§ TASK TO COMPLETE:
From the entries that follow, extract each line holding the string "oral".

— BEGIN SUPPLIED INFORMATION —

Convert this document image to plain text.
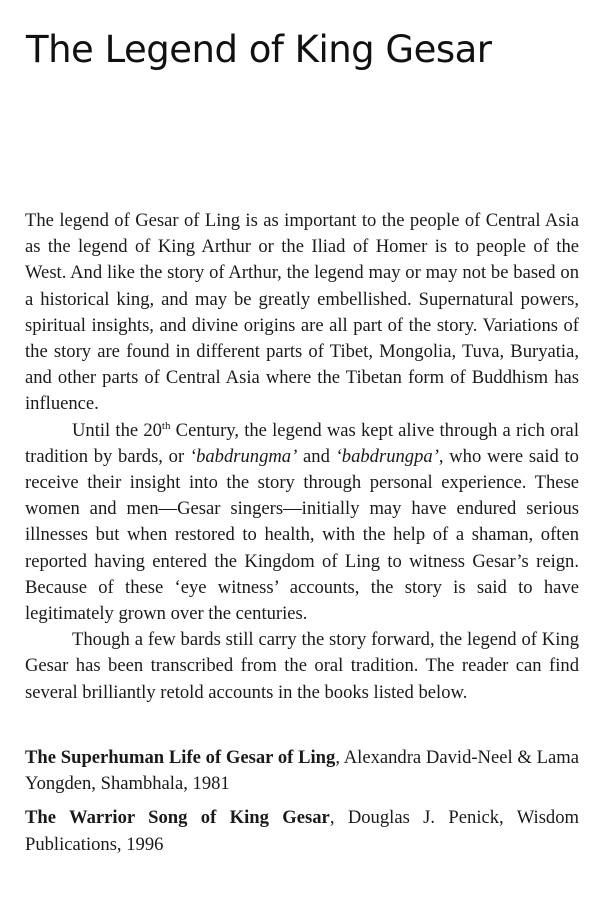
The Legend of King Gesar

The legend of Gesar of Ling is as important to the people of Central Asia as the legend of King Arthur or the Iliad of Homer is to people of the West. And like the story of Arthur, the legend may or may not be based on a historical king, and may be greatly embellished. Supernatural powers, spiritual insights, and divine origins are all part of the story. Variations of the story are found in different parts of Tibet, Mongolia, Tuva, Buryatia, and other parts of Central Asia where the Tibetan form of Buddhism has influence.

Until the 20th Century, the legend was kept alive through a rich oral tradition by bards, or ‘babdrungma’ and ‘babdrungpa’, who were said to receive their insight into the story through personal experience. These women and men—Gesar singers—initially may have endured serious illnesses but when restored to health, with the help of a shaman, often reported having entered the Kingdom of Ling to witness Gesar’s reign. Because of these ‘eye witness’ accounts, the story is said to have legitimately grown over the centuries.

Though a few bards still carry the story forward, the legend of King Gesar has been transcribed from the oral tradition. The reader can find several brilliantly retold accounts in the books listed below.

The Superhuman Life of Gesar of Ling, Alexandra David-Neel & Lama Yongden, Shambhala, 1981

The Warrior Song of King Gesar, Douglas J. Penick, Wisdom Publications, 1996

— END SUPPLIED INFORMATION —

§ OUTPUT OF THE EXERCISE:
Until the 20th Century, the legend was kept alive through a rich oral tradition by bards, or ‘babdrungma’ and ‘babdrungpa’, who were said to receive their insight into the story through personal experience. These women and men—Gesar singers—initially may have endured serious illnesses but when restored to health, with the help of a shaman, often reported having entered the Kingdom of Ling to witness Gesar’s reign. Because of these ‘eye witness’ accounts, the story is said to have legitimately grown over the centuries.
Though a few bards still carry the story forward, the legend of King Gesar has been transcribed from the oral tradition. The reader can find several brilliantly retold accounts in the books listed below.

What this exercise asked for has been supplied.